Task objective:
Without the pictures, write out all the lines below exactly as they appear.

(Figure record extracts)
= = =
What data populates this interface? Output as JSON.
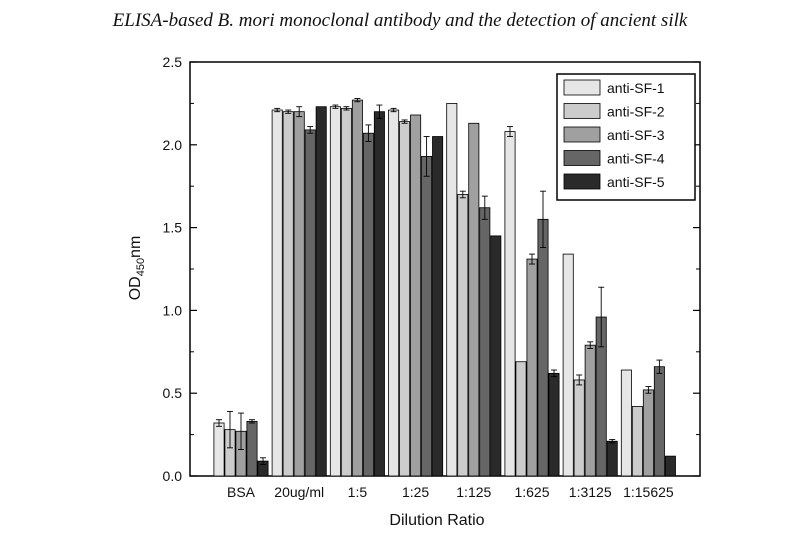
{
  "header": {
    "title": "ELISA-based B. mori monoclonal antibody and the detection of ancient silk"
  },
  "chart_data": {
    "type": "bar",
    "title": "",
    "xlabel": "Dilution Ratio",
    "ylabel_main": "OD",
    "ylabel_sub": "450",
    "ylabel_unit": "nm",
    "ylim": [
      0,
      2.5
    ],
    "yticks": [
      "0.0",
      "0.5",
      "1.0",
      "1.5",
      "2.0",
      "2.5"
    ],
    "legend_position": "top-right",
    "categories": [
      "BSA",
      "20ug/ml",
      "1:5",
      "1:25",
      "1:125",
      "1:625",
      "1:3125",
      "1:15625"
    ],
    "series": [
      {
        "name": "anti-SF-1",
        "color": "#e6e6e6",
        "values": [
          0.32,
          2.21,
          2.23,
          2.21,
          2.25,
          2.08,
          1.34,
          0.64
        ],
        "errors": [
          0.02,
          0.01,
          0.01,
          0.01,
          0.0,
          0.03,
          0.0,
          0.0
        ]
      },
      {
        "name": "anti-SF-2",
        "color": "#cccccc",
        "values": [
          0.28,
          2.2,
          2.22,
          2.14,
          1.7,
          0.69,
          0.58,
          0.42
        ],
        "errors": [
          0.11,
          0.01,
          0.01,
          0.01,
          0.02,
          0.0,
          0.03,
          0.0
        ]
      },
      {
        "name": "anti-SF-3",
        "color": "#a0a0a0",
        "values": [
          0.27,
          2.2,
          2.27,
          2.18,
          2.13,
          1.31,
          0.79,
          0.52
        ],
        "errors": [
          0.11,
          0.03,
          0.01,
          0.0,
          0.0,
          0.03,
          0.02,
          0.02
        ]
      },
      {
        "name": "anti-SF-4",
        "color": "#666666",
        "values": [
          0.33,
          2.09,
          2.07,
          1.93,
          1.62,
          1.55,
          0.96,
          0.66
        ],
        "errors": [
          0.01,
          0.02,
          0.05,
          0.12,
          0.07,
          0.17,
          0.18,
          0.04
        ]
      },
      {
        "name": "anti-SF-5",
        "color": "#2a2a2a",
        "values": [
          0.09,
          2.23,
          2.2,
          2.05,
          1.45,
          0.62,
          0.21,
          0.12
        ],
        "errors": [
          0.02,
          0.0,
          0.04,
          0.0,
          0.0,
          0.02,
          0.01,
          0.0
        ]
      }
    ]
  }
}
= = =
Exercise answer:
What data populates this interface? Output as JSON.
{
  "header": {
    "title": "ELISA-based B. mori monoclonal antibody and the detection of ancient silk"
  },
  "chart_data": {
    "type": "bar",
    "title": "",
    "xlabel": "Dilution Ratio",
    "ylabel_main": "OD",
    "ylabel_sub": "450",
    "ylabel_unit": "nm",
    "ylim": [
      0,
      2.5
    ],
    "yticks": [
      "0.0",
      "0.5",
      "1.0",
      "1.5",
      "2.0",
      "2.5"
    ],
    "legend_position": "top-right",
    "categories": [
      "BSA",
      "20ug/ml",
      "1:5",
      "1:25",
      "1:125",
      "1:625",
      "1:3125",
      "1:15625"
    ],
    "series": [
      {
        "name": "anti-SF-1",
        "color": "#e6e6e6",
        "values": [
          0.32,
          2.21,
          2.23,
          2.21,
          2.25,
          2.08,
          1.34,
          0.64
        ],
        "errors": [
          0.02,
          0.01,
          0.01,
          0.01,
          0.0,
          0.03,
          0.0,
          0.0
        ]
      },
      {
        "name": "anti-SF-2",
        "color": "#cccccc",
        "values": [
          0.28,
          2.2,
          2.22,
          2.14,
          1.7,
          0.69,
          0.58,
          0.42
        ],
        "errors": [
          0.11,
          0.01,
          0.01,
          0.01,
          0.02,
          0.0,
          0.03,
          0.0
        ]
      },
      {
        "name": "anti-SF-3",
        "color": "#a0a0a0",
        "values": [
          0.27,
          2.2,
          2.27,
          2.18,
          2.13,
          1.31,
          0.79,
          0.52
        ],
        "errors": [
          0.11,
          0.03,
          0.01,
          0.0,
          0.0,
          0.03,
          0.02,
          0.02
        ]
      },
      {
        "name": "anti-SF-4",
        "color": "#666666",
        "values": [
          0.33,
          2.09,
          2.07,
          1.93,
          1.62,
          1.55,
          0.96,
          0.66
        ],
        "errors": [
          0.01,
          0.02,
          0.05,
          0.12,
          0.07,
          0.17,
          0.18,
          0.04
        ]
      },
      {
        "name": "anti-SF-5",
        "color": "#2a2a2a",
        "values": [
          0.09,
          2.23,
          2.2,
          2.05,
          1.45,
          0.62,
          0.21,
          0.12
        ],
        "errors": [
          0.02,
          0.0,
          0.04,
          0.0,
          0.0,
          0.02,
          0.01,
          0.0
        ]
      }
    ]
  }
}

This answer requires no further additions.